Go see Doug Stanhope at the Ottobar on Friday night, and chances are you'll be angered, outraged, maybe even ticked off beyond all sense of reason.
With luck, you'll laugh, too.
He is, after all, the comic whose profile in a 2006 issue of British GQ was headlined, "Is This America's Most Depraved Man?" As a comic, he's following in the footsteps of such angry young men as Lenny Bruce, Richard Pryor, Bill Hicks and Lewis Black, ignoring conventions of good taste, cracking jokes about things both hallowed and profane, never meeting a sacred cow he didn't want to gore.
He's made jokes about suicide, arguing that people should have the option of leaving behind a life they don't like, just like they can leave a movie if they don't like where it's headed. (According to Stanhope, lawyers for Comedy Central wouldn't allow that one, fearing it might actually encourage someone to kill himself and leave the network liable.) He's invoked the wrath of Brits for mocking the royal family, and of conservatives for ridiculing Sarah and Bristol Palin (and, unlike David Letterman, not apologizing). His take on drugs: "All illegal narcotics are 'medicinal.' Boredom is a disease worse than cancer. Drugs cure it."
He is as politically incorrect as is humanly possible, and proud of it. People, he insists, have become too wimpy, too unwilling to rock society's boat. If he's the only one making waves - well, it's hard to imagine anyone enjoying the task more.
"Sometimes, I feel like I'm the last of the drunken comics," Stanhope, 42, says over the phone from his home in Arizona. "I don't feel that I'm depraved. I think it's that this country is soft."
Don't get him started about drinking. Stanhope wears getting drunk like a badge of honor. It's a frequent topic of his stand-up act, and to hear him tell it, he spends more time drinking than not. "I've really figured out how to work alcohol as a tool in this business," he says. "I've pretty much figured out the exact measurements for a good show."
Growing up in the New York suburb of Greenwich, Conn., Stanhope says he was always the class clown, though not in the way you might expect. "I was kind of a school-shooter class clown," he says. "I was the morbid, dark class clown that gave the girls the creeps. Gave most people the creeps, I guess."

◆ ◆ ◆ ◆

Brief A -> In the article on Doug Stanhope, why did Comedy Central's lawyers reject his joke about suicide, according to Stanhope?
Brief B -> In the Doug Stanhope article, where was Stanhope when he spoke over the phone?
Brief C -> Reproduce word for word the passage of the Doug Stanhope article starting at "With luck, you'll" and ending at "want to gore.".

◆ ◆ ◆ ◆

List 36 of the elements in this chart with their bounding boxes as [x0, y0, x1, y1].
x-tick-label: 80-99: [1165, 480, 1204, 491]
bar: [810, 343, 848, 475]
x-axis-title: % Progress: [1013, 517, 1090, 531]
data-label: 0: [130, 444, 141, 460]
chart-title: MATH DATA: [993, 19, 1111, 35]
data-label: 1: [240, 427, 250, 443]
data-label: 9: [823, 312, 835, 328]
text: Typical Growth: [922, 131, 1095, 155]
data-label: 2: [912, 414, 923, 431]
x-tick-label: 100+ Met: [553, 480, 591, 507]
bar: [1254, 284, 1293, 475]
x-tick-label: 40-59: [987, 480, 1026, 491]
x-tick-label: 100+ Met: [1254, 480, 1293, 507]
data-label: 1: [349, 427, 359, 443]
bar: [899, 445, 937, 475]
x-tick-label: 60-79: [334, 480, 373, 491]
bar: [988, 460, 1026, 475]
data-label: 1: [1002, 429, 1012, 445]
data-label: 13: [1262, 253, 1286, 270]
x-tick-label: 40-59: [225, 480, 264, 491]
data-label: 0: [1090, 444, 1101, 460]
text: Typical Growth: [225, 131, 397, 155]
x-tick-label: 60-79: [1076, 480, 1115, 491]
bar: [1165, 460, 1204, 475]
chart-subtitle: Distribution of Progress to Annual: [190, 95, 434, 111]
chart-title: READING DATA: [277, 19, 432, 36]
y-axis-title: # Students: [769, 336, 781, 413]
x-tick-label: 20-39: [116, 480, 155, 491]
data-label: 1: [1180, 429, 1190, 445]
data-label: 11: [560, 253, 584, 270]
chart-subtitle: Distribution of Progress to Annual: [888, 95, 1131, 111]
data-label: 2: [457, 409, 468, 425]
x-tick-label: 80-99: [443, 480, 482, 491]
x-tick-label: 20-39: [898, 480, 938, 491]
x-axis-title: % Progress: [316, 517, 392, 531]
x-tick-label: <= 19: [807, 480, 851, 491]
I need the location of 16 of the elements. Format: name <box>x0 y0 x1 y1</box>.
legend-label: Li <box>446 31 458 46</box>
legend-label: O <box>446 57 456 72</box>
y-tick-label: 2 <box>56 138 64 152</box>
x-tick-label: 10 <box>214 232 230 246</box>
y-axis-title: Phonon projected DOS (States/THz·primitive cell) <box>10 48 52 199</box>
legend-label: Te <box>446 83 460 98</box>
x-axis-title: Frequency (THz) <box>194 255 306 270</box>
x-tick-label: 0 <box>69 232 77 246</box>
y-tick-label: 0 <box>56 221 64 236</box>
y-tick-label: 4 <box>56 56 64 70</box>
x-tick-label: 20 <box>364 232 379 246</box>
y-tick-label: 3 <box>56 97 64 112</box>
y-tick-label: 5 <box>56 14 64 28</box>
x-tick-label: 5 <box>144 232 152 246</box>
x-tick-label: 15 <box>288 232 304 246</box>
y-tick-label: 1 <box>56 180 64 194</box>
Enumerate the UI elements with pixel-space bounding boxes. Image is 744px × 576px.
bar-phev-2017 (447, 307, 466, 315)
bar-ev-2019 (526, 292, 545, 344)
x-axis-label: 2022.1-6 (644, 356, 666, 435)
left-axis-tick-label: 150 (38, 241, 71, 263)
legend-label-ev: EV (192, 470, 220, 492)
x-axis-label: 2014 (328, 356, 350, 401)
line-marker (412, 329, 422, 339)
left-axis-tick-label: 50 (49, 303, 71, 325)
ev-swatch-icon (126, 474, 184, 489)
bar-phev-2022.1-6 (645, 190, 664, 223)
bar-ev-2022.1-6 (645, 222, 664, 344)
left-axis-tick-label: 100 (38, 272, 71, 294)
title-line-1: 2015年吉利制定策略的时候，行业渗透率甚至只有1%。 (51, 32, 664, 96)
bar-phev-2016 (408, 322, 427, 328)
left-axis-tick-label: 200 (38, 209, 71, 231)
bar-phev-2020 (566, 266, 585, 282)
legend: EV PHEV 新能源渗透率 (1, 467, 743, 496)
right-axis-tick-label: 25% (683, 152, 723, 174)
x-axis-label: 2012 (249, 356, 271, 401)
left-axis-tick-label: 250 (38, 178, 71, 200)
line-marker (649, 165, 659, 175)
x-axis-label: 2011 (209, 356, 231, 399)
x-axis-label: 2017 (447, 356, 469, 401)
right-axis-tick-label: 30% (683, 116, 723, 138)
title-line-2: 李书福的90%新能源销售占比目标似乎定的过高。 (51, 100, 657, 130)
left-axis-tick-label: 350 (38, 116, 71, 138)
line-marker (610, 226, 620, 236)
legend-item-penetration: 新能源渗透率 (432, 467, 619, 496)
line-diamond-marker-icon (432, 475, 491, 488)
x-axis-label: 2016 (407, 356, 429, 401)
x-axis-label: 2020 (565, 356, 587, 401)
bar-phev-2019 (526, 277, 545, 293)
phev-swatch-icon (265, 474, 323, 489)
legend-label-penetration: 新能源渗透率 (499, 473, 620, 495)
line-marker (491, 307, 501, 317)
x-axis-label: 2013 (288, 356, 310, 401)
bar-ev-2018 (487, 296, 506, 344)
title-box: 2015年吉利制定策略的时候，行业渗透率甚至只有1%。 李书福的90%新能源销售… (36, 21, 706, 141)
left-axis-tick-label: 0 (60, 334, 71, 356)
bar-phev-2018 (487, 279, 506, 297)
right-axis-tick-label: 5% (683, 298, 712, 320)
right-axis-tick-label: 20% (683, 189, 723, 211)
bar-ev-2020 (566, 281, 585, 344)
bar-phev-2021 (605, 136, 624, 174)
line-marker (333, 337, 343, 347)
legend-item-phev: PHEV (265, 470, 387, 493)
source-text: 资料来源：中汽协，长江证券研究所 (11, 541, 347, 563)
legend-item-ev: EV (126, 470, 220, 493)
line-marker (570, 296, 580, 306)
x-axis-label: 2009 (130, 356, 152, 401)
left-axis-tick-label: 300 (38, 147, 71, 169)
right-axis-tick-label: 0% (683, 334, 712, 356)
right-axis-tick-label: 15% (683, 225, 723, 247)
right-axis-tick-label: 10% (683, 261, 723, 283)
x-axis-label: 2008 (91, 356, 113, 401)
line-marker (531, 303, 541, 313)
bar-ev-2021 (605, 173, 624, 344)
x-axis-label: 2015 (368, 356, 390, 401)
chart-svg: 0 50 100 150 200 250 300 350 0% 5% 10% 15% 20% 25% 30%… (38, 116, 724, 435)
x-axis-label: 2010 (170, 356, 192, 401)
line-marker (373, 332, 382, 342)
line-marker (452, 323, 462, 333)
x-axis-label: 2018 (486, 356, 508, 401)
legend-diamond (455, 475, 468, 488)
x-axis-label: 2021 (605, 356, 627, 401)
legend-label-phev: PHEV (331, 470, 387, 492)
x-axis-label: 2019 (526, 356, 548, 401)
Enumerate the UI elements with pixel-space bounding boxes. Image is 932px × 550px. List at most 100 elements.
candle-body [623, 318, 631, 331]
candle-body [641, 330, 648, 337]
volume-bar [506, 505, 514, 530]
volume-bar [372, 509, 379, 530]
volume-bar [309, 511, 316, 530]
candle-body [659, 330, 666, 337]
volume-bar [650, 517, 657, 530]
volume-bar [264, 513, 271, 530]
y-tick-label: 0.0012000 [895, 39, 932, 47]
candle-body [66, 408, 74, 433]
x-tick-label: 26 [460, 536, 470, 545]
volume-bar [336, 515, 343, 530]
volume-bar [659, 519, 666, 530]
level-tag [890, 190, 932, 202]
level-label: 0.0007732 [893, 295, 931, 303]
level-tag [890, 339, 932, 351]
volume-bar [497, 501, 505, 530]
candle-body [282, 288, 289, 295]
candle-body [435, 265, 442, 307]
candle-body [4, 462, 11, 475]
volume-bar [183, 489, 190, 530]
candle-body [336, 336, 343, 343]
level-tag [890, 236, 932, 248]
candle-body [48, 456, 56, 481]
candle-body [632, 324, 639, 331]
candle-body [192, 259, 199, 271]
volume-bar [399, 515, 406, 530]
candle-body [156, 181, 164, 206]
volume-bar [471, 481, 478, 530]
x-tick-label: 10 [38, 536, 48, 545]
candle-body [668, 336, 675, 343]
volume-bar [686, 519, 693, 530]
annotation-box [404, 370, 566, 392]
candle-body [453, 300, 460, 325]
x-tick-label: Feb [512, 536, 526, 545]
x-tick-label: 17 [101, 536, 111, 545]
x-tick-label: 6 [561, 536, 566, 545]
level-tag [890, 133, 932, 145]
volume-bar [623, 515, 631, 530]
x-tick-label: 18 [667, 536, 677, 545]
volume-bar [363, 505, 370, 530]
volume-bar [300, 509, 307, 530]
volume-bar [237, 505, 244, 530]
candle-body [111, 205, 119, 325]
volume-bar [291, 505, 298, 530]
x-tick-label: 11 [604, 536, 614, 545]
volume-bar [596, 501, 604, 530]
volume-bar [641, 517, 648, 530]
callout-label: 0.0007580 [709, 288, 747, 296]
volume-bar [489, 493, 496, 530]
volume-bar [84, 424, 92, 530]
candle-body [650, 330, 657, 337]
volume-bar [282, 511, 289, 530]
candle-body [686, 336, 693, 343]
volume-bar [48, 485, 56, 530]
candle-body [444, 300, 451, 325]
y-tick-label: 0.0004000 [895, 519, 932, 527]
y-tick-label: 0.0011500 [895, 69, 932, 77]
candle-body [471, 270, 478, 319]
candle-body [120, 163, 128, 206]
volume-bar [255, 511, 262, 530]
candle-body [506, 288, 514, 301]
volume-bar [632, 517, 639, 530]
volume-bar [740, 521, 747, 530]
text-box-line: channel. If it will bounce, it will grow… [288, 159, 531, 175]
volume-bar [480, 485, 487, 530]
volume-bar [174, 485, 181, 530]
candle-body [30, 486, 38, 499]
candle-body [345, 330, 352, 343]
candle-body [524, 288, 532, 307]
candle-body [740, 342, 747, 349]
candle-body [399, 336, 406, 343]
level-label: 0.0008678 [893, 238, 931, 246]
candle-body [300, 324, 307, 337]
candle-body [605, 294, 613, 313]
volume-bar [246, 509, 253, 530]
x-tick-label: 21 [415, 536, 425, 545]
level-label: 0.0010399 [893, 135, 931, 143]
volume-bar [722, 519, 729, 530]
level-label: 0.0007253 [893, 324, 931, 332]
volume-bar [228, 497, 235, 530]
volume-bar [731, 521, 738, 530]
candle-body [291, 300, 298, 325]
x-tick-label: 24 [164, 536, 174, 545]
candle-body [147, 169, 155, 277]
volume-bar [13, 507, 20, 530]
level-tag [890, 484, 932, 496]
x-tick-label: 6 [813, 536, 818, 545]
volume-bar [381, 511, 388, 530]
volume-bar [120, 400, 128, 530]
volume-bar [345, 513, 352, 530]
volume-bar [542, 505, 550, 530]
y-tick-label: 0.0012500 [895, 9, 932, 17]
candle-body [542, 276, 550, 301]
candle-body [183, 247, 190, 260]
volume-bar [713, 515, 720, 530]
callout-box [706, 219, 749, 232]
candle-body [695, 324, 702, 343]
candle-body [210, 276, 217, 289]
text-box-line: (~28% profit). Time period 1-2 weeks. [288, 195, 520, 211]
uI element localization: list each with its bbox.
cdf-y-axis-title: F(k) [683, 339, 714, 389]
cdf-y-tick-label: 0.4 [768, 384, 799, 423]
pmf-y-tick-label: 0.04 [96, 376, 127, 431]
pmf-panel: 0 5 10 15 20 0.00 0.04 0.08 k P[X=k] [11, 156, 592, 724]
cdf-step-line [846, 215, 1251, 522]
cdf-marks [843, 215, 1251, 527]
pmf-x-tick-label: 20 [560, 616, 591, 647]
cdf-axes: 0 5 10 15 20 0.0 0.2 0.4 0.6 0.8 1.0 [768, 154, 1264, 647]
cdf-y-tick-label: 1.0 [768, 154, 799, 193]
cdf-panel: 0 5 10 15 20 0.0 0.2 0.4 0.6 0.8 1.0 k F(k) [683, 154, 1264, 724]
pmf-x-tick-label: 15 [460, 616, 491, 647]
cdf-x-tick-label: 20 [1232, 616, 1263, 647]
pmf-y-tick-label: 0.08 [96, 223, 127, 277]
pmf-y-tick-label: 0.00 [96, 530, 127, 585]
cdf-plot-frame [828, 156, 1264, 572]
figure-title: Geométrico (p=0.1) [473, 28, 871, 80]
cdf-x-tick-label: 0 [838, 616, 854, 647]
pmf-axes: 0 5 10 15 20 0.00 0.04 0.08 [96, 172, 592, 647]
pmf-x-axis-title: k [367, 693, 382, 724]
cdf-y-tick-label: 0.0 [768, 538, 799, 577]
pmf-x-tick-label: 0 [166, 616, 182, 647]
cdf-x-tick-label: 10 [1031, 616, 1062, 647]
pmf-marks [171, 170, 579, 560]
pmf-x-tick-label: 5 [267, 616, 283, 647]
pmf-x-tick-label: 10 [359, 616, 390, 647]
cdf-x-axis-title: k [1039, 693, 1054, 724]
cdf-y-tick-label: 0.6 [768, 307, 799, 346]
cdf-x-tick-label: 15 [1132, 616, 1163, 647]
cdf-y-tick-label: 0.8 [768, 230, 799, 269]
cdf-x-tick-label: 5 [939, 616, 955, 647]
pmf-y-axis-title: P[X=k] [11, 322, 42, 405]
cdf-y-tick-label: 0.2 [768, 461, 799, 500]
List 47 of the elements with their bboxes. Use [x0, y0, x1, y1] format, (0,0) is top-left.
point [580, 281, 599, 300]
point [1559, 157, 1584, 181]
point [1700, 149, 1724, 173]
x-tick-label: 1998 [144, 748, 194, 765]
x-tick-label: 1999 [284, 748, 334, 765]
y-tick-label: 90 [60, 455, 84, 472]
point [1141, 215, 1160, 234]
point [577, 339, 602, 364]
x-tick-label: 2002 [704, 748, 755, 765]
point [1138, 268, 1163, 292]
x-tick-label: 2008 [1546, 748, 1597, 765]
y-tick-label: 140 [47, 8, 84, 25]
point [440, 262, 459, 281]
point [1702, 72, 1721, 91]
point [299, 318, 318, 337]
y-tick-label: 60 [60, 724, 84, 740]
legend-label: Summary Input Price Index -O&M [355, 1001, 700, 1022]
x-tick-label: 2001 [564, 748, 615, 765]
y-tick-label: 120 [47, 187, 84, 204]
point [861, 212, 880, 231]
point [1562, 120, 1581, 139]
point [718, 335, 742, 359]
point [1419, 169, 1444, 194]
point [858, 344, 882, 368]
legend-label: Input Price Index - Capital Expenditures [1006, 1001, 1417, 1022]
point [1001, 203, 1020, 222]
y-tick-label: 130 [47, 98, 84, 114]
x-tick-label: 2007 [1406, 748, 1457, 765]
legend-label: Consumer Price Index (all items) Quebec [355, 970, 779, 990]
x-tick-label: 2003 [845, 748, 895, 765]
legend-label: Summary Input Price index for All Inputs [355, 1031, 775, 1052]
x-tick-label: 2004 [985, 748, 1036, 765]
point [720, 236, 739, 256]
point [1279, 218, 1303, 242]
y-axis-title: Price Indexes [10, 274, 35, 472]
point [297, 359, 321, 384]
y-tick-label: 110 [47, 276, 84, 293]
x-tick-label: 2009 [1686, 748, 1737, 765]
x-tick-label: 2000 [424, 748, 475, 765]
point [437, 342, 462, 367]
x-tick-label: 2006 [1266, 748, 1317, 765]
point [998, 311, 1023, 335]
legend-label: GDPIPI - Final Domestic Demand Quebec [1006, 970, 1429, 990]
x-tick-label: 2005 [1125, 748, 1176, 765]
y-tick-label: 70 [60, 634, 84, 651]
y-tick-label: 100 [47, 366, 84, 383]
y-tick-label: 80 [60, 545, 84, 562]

◆ ◆ ◆ ◆

Written reply A -> They feared the joke might actually encourage someone to kill himself, which would leave the network liable.

Written reply B -> He was at his home in Arizona.

Written reply C ->
With luck, you'll laugh, too.
He is, after all, the comic whose profile in a 2006 issue of British GQ was headlined, "Is This America's Most Depraved Man?" As a comic, he's following in the footsteps of such angry young men as Lenny Bruce, Richard Pryor, Bill Hicks and Lewis Black, ignoring conventions of good taste, cracking jokes about things both hallowed and profane, never meeting a sacred cow he didn't want to gore.